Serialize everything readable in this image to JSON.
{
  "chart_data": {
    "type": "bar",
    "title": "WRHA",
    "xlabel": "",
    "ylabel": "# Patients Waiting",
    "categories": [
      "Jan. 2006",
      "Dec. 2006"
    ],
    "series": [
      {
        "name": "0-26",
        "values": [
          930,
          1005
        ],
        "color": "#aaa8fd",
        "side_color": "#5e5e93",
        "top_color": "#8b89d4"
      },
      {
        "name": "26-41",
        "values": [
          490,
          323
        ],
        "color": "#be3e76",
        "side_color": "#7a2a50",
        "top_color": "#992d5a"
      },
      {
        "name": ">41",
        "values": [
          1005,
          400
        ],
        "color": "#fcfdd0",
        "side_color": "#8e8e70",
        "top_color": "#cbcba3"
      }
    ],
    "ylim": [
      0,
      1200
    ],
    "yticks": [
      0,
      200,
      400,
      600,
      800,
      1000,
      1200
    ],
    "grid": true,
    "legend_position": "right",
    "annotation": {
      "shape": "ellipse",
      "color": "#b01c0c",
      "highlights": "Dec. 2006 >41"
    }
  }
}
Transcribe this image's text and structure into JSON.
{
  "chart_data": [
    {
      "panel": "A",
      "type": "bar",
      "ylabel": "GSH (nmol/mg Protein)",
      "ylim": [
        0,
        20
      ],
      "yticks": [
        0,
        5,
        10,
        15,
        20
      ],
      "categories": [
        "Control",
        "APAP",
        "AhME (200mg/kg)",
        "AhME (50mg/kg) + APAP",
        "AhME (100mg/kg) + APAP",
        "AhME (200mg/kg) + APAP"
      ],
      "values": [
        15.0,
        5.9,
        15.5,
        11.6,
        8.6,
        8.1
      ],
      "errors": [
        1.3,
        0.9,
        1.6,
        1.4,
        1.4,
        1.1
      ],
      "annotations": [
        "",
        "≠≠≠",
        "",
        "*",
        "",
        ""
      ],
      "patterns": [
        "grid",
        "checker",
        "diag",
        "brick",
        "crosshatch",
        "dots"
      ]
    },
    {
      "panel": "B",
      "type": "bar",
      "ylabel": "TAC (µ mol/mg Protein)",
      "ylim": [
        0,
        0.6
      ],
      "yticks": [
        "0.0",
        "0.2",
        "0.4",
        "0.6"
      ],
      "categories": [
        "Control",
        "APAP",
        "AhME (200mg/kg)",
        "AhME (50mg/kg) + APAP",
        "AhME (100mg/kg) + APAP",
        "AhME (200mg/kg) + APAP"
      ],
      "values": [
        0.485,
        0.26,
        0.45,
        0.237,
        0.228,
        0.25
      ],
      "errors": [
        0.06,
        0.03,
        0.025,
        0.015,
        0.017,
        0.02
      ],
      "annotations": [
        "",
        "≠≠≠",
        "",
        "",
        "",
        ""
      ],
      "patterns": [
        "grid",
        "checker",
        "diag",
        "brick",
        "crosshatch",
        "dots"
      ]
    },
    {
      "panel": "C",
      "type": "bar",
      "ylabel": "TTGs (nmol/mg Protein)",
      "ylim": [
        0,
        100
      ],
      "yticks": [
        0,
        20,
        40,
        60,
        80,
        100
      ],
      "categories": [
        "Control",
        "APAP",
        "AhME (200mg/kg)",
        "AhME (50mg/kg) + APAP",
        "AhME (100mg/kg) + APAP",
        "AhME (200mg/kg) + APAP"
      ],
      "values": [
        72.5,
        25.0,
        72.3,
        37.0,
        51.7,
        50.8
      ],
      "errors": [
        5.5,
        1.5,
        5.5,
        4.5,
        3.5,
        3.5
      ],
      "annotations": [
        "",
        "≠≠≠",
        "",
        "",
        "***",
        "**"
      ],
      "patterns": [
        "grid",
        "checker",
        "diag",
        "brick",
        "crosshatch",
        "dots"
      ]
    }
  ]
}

## WHAT IS EXPECTED
Print the data above exactly as it reads.

## FINAL ANSWER
Serialize everything readable in this image to JSON.
{
  "chart_data": {
    "type": "bar",
    "title": "WRHA",
    "xlabel": "",
    "ylabel": "# Patients Waiting",
    "categories": [
      "Jan. 2006",
      "Dec. 2006"
    ],
    "series": [
      {
        "name": "0-26",
        "values": [
          930,
          1005
        ],
        "color": "#aaa8fd",
        "side_color": "#5e5e93",
        "top_color": "#8b89d4"
      },
      {
        "name": "26-41",
        "values": [
          490,
          323
        ],
        "color": "#be3e76",
        "side_color": "#7a2a50",
        "top_color": "#992d5a"
      },
      {
        "name": ">41",
        "values": [
          1005,
          400
        ],
        "color": "#fcfdd0",
        "side_color": "#8e8e70",
        "top_color": "#cbcba3"
      }
    ],
    "ylim": [
      0,
      1200
    ],
    "yticks": [
      0,
      200,
      400,
      600,
      800,
      1000,
      1200
    ],
    "grid": true,
    "legend_position": "right",
    "annotation": {
      "shape": "ellipse",
      "color": "#b01c0c",
      "highlights": "Dec. 2006 >41"
    }
  }
}
Transcribe this image's text and structure into JSON.
{
  "chart_data": [
    {
      "panel": "A",
      "type": "bar",
      "ylabel": "GSH (nmol/mg Protein)",
      "ylim": [
        0,
        20
      ],
      "yticks": [
        0,
        5,
        10,
        15,
        20
      ],
      "categories": [
        "Control",
        "APAP",
        "AhME (200mg/kg)",
        "AhME (50mg/kg) + APAP",
        "AhME (100mg/kg) + APAP",
        "AhME (200mg/kg) + APAP"
      ],
      "values": [
        15.0,
        5.9,
        15.5,
        11.6,
        8.6,
        8.1
      ],
      "errors": [
        1.3,
        0.9,
        1.6,
        1.4,
        1.4,
        1.1
      ],
      "annotations": [
        "",
        "≠≠≠",
        "",
        "*",
        "",
        ""
      ],
      "patterns": [
        "grid",
        "checker",
        "diag",
        "brick",
        "crosshatch",
        "dots"
      ]
    },
    {
      "panel": "B",
      "type": "bar",
      "ylabel": "TAC (µ mol/mg Protein)",
      "ylim": [
        0,
        0.6
      ],
      "yticks": [
        "0.0",
        "0.2",
        "0.4",
        "0.6"
      ],
      "categories": [
        "Control",
        "APAP",
        "AhME (200mg/kg)",
        "AhME (50mg/kg) + APAP",
        "AhME (100mg/kg) + APAP",
        "AhME (200mg/kg) + APAP"
      ],
      "values": [
        0.485,
        0.26,
        0.45,
        0.237,
        0.228,
        0.25
      ],
      "errors": [
        0.06,
        0.03,
        0.025,
        0.015,
        0.017,
        0.02
      ],
      "annotations": [
        "",
        "≠≠≠",
        "",
        "",
        "",
        ""
      ],
      "patterns": [
        "grid",
        "checker",
        "diag",
        "brick",
        "crosshatch",
        "dots"
      ]
    },
    {
      "panel": "C",
      "type": "bar",
      "ylabel": "TTGs (nmol/mg Protein)",
      "ylim": [
        0,
        100
      ],
      "yticks": [
        0,
        20,
        40,
        60,
        80,
        100
      ],
      "categories": [
        "Control",
        "APAP",
        "AhME (200mg/kg)",
        "AhME (50mg/kg) + APAP",
        "AhME (100mg/kg) + APAP",
        "AhME (200mg/kg) + APAP"
      ],
      "values": [
        72.5,
        25.0,
        72.3,
        37.0,
        51.7,
        50.8
      ],
      "errors": [
        5.5,
        1.5,
        5.5,
        4.5,
        3.5,
        3.5
      ],
      "annotations": [
        "",
        "≠≠≠",
        "",
        "",
        "***",
        "**"
      ],
      "patterns": [
        "grid",
        "checker",
        "diag",
        "brick",
        "crosshatch",
        "dots"
      ]
    }
  ]
}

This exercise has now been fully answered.